*Task requirements:* Scan the records below. List lines holding "PLACCA".

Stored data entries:
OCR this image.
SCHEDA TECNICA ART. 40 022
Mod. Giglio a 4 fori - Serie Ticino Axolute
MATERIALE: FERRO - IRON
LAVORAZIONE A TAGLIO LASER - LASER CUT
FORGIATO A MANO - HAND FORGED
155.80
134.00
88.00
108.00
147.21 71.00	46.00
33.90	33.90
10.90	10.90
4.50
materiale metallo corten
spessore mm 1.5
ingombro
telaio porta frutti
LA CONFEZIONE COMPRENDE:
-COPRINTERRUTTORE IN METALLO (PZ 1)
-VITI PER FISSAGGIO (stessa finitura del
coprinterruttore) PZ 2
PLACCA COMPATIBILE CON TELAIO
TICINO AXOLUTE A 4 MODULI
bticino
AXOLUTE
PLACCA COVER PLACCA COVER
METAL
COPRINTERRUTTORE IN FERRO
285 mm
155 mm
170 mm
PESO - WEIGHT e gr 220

*Expected output:*
PLACCA COMPATIBILE CON TELAIO
PLACCA COVER PLACCA COVER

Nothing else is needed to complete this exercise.